— BEGIN —

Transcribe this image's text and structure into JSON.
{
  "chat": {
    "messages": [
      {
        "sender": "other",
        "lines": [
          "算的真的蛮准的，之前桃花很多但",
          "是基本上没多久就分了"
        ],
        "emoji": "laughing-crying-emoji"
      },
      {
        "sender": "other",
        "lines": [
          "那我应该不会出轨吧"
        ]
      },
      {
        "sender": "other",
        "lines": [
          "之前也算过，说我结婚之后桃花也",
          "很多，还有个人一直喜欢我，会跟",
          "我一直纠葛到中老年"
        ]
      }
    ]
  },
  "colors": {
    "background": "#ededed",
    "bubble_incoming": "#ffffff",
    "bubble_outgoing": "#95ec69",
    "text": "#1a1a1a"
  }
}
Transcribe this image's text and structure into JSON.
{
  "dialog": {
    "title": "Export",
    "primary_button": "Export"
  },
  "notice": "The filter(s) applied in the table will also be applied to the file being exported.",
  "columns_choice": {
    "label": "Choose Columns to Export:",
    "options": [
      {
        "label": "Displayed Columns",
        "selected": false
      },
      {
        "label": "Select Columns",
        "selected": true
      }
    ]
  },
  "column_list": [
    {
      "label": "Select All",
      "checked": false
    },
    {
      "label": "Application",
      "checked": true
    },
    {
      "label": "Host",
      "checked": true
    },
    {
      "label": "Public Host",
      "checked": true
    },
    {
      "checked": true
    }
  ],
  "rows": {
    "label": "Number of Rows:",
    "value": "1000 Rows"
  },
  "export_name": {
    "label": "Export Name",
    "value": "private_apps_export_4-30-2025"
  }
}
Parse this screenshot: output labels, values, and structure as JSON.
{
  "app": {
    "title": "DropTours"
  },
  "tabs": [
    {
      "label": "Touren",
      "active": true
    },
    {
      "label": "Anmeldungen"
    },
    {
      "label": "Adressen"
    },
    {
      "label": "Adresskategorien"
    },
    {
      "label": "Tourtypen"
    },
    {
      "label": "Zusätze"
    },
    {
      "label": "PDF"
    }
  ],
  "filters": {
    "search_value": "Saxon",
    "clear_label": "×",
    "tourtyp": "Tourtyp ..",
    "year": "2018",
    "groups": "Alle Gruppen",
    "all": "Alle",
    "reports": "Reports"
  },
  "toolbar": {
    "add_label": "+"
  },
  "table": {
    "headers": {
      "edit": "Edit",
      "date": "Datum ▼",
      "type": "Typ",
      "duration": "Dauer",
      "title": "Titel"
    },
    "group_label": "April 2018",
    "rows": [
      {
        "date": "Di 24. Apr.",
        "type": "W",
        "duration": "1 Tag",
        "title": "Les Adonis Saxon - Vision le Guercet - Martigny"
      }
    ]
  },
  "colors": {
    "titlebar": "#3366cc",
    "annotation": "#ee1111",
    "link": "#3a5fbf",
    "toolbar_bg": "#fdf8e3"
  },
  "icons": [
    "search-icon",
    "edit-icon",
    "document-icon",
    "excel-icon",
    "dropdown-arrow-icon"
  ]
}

— END —

All of the entries must be quoted exactly; please include each one.

Expected answer:
Transcribe this image's text and structure into JSON.
{
  "chat": {
    "messages": [
      {
        "sender": "other",
        "lines": [
          "算的真的蛮准的，之前桃花很多但",
          "是基本上没多久就分了"
        ],
        "emoji": "laughing-crying-emoji"
      },
      {
        "sender": "other",
        "lines": [
          "那我应该不会出轨吧"
        ]
      },
      {
        "sender": "other",
        "lines": [
          "之前也算过，说我结婚之后桃花也",
          "很多，还有个人一直喜欢我，会跟",
          "我一直纠葛到中老年"
        ]
      }
    ]
  },
  "colors": {
    "background": "#ededed",
    "bubble_incoming": "#ffffff",
    "bubble_outgoing": "#95ec69",
    "text": "#1a1a1a"
  }
}
Transcribe this image's text and structure into JSON.
{
  "dialog": {
    "title": "Export",
    "primary_button": "Export"
  },
  "notice": "The filter(s) applied in the table will also be applied to the file being exported.",
  "columns_choice": {
    "label": "Choose Columns to Export:",
    "options": [
      {
        "label": "Displayed Columns",
        "selected": false
      },
      {
        "label": "Select Columns",
        "selected": true
      }
    ]
  },
  "column_list": [
    {
      "label": "Select All",
      "checked": false
    },
    {
      "label": "Application",
      "checked": true
    },
    {
      "label": "Host",
      "checked": true
    },
    {
      "label": "Public Host",
      "checked": true
    },
    {
      "checked": true
    }
  ],
  "rows": {
    "label": "Number of Rows:",
    "value": "1000 Rows"
  },
  "export_name": {
    "label": "Export Name",
    "value": "private_apps_export_4-30-2025"
  }
}
Parse this screenshot: output labels, values, and structure as JSON.
{
  "app": {
    "title": "DropTours"
  },
  "tabs": [
    {
      "label": "Touren",
      "active": true
    },
    {
      "label": "Anmeldungen"
    },
    {
      "label": "Adressen"
    },
    {
      "label": "Adresskategorien"
    },
    {
      "label": "Tourtypen"
    },
    {
      "label": "Zusätze"
    },
    {
      "label": "PDF"
    }
  ],
  "filters": {
    "search_value": "Saxon",
    "clear_label": "×",
    "tourtyp": "Tourtyp ..",
    "year": "2018",
    "groups": "Alle Gruppen",
    "all": "Alle",
    "reports": "Reports"
  },
  "toolbar": {
    "add_label": "+"
  },
  "table": {
    "headers": {
      "edit": "Edit",
      "date": "Datum ▼",
      "type": "Typ",
      "duration": "Dauer",
      "title": "Titel"
    },
    "group_label": "April 2018",
    "rows": [
      {
        "date": "Di 24. Apr.",
        "type": "W",
        "duration": "1 Tag",
        "title": "Les Adonis Saxon - Vision le Guercet - Martigny"
      }
    ]
  },
  "colors": {
    "titlebar": "#3366cc",
    "annotation": "#ee1111",
    "link": "#3a5fbf",
    "toolbar_bg": "#fdf8e3"
  },
  "icons": [
    "search-icon",
    "edit-icon",
    "document-icon",
    "excel-icon",
    "dropdown-arrow-icon"
  ]
}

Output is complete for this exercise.